● Problem description: Return the whole listing, keeping every character the same.

● Given data:
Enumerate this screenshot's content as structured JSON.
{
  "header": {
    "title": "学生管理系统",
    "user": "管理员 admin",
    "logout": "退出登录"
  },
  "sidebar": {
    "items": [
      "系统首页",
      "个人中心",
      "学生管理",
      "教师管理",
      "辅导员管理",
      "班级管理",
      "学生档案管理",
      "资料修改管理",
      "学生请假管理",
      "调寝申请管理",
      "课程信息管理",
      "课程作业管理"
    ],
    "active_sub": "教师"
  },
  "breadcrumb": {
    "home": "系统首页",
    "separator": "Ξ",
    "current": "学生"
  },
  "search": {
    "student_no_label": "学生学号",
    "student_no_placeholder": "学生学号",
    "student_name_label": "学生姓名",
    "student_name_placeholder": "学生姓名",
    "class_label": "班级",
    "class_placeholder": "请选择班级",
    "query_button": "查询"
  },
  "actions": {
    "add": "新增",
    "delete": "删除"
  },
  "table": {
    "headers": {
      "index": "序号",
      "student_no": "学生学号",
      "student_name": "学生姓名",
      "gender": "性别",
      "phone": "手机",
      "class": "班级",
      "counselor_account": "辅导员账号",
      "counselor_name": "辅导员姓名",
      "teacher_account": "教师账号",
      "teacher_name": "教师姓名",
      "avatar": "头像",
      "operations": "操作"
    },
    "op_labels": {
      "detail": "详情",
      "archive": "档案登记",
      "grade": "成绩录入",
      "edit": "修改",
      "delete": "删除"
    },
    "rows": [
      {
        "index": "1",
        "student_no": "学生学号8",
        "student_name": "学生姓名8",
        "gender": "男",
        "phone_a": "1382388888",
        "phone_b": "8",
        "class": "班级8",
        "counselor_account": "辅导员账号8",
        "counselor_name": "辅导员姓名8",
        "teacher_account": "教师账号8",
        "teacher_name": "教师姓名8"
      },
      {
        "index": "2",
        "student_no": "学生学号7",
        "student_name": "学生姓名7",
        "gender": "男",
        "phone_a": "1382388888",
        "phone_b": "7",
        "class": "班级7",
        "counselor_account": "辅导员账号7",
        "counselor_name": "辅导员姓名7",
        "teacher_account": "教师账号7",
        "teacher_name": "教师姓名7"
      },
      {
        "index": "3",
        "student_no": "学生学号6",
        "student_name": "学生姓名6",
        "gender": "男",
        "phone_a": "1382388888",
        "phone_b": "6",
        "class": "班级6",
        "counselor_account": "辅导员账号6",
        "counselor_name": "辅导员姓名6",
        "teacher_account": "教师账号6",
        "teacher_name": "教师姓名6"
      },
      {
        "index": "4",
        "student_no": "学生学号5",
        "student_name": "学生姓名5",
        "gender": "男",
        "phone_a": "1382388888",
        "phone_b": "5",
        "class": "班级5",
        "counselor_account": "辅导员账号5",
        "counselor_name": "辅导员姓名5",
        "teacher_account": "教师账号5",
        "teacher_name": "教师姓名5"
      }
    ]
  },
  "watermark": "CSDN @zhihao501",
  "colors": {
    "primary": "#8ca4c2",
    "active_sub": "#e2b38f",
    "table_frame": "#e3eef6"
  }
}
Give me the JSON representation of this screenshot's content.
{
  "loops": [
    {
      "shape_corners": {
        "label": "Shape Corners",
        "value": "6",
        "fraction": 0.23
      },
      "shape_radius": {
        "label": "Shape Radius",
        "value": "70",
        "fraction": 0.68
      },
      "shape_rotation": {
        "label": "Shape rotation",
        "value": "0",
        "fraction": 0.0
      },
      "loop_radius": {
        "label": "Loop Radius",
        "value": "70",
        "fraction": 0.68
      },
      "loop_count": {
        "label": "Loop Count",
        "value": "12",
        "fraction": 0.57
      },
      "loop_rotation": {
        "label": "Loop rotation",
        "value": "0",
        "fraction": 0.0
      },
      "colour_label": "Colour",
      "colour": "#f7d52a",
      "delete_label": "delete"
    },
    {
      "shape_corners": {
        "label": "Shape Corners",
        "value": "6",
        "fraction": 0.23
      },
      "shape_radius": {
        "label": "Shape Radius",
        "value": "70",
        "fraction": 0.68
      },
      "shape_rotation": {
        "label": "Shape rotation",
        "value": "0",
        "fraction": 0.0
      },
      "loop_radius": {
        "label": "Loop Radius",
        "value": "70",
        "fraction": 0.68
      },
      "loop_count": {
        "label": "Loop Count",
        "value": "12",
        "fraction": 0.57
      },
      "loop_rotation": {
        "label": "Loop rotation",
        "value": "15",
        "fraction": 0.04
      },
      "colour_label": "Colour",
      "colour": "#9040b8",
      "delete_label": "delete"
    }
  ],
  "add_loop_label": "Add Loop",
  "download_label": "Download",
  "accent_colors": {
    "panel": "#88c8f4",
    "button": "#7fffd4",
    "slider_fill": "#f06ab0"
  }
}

● Exercise output:
Enumerate this screenshot's content as structured JSON.
{
  "header": {
    "title": "学生管理系统",
    "user": "管理员 admin",
    "logout": "退出登录"
  },
  "sidebar": {
    "items": [
      "系统首页",
      "个人中心",
      "学生管理",
      "教师管理",
      "辅导员管理",
      "班级管理",
      "学生档案管理",
      "资料修改管理",
      "学生请假管理",
      "调寝申请管理",
      "课程信息管理",
      "课程作业管理"
    ],
    "active_sub": "教师"
  },
  "breadcrumb": {
    "home": "系统首页",
    "separator": "Ξ",
    "current": "学生"
  },
  "search": {
    "student_no_label": "学生学号",
    "student_no_placeholder": "学生学号",
    "student_name_label": "学生姓名",
    "student_name_placeholder": "学生姓名",
    "class_label": "班级",
    "class_placeholder": "请选择班级",
    "query_button": "查询"
  },
  "actions": {
    "add": "新增",
    "delete": "删除"
  },
  "table": {
    "headers": {
      "index": "序号",
      "student_no": "学生学号",
      "student_name": "学生姓名",
      "gender": "性别",
      "phone": "手机",
      "class": "班级",
      "counselor_account": "辅导员账号",
      "counselor_name": "辅导员姓名",
      "teacher_account": "教师账号",
      "teacher_name": "教师姓名",
      "avatar": "头像",
      "operations": "操作"
    },
    "op_labels": {
      "detail": "详情",
      "archive": "档案登记",
      "grade": "成绩录入",
      "edit": "修改",
      "delete": "删除"
    },
    "rows": [
      {
        "index": "1",
        "student_no": "学生学号8",
        "student_name": "学生姓名8",
        "gender": "男",
        "phone_a": "1382388888",
        "phone_b": "8",
        "class": "班级8",
        "counselor_account": "辅导员账号8",
        "counselor_name": "辅导员姓名8",
        "teacher_account": "教师账号8",
        "teacher_name": "教师姓名8"
      },
      {
        "index": "2",
        "student_no": "学生学号7",
        "student_name": "学生姓名7",
        "gender": "男",
        "phone_a": "1382388888",
        "phone_b": "7",
        "class": "班级7",
        "counselor_account": "辅导员账号7",
        "counselor_name": "辅导员姓名7",
        "teacher_account": "教师账号7",
        "teacher_name": "教师姓名7"
      },
      {
        "index": "3",
        "student_no": "学生学号6",
        "student_name": "学生姓名6",
        "gender": "男",
        "phone_a": "1382388888",
        "phone_b": "6",
        "class": "班级6",
        "counselor_account": "辅导员账号6",
        "counselor_name": "辅导员姓名6",
        "teacher_account": "教师账号6",
        "teacher_name": "教师姓名6"
      },
      {
        "index": "4",
        "student_no": "学生学号5",
        "student_name": "学生姓名5",
        "gender": "男",
        "phone_a": "1382388888",
        "phone_b": "5",
        "class": "班级5",
        "counselor_account": "辅导员账号5",
        "counselor_name": "辅导员姓名5",
        "teacher_account": "教师账号5",
        "teacher_name": "教师姓名5"
      }
    ]
  },
  "watermark": "CSDN @zhihao501",
  "colors": {
    "primary": "#8ca4c2",
    "active_sub": "#e2b38f",
    "table_frame": "#e3eef6"
  }
}
Give me the JSON representation of this screenshot's content.
{
  "loops": [
    {
      "shape_corners": {
        "label": "Shape Corners",
        "value": "6",
        "fraction": 0.23
      },
      "shape_radius": {
        "label": "Shape Radius",
        "value": "70",
        "fraction": 0.68
      },
      "shape_rotation": {
        "label": "Shape rotation",
        "value": "0",
        "fraction": 0.0
      },
      "loop_radius": {
        "label": "Loop Radius",
        "value": "70",
        "fraction": 0.68
      },
      "loop_count": {
        "label": "Loop Count",
        "value": "12",
        "fraction": 0.57
      },
      "loop_rotation": {
        "label": "Loop rotation",
        "value": "0",
        "fraction": 0.0
      },
      "colour_label": "Colour",
      "colour": "#f7d52a",
      "delete_label": "delete"
    },
    {
      "shape_corners": {
        "label": "Shape Corners",
        "value": "6",
        "fraction": 0.23
      },
      "shape_radius": {
        "label": "Shape Radius",
        "value": "70",
        "fraction": 0.68
      },
      "shape_rotation": {
        "label": "Shape rotation",
        "value": "0",
        "fraction": 0.0
      },
      "loop_radius": {
        "label": "Loop Radius",
        "value": "70",
        "fraction": 0.68
      },
      "loop_count": {
        "label": "Loop Count",
        "value": "12",
        "fraction": 0.57
      },
      "loop_rotation": {
        "label": "Loop rotation",
        "value": "15",
        "fraction": 0.04
      },
      "colour_label": "Colour",
      "colour": "#9040b8",
      "delete_label": "delete"
    }
  ],
  "add_loop_label": "Add Loop",
  "download_label": "Download",
  "accent_colors": {
    "panel": "#88c8f4",
    "button": "#7fffd4",
    "slider_fill": "#f06ab0"
  }
}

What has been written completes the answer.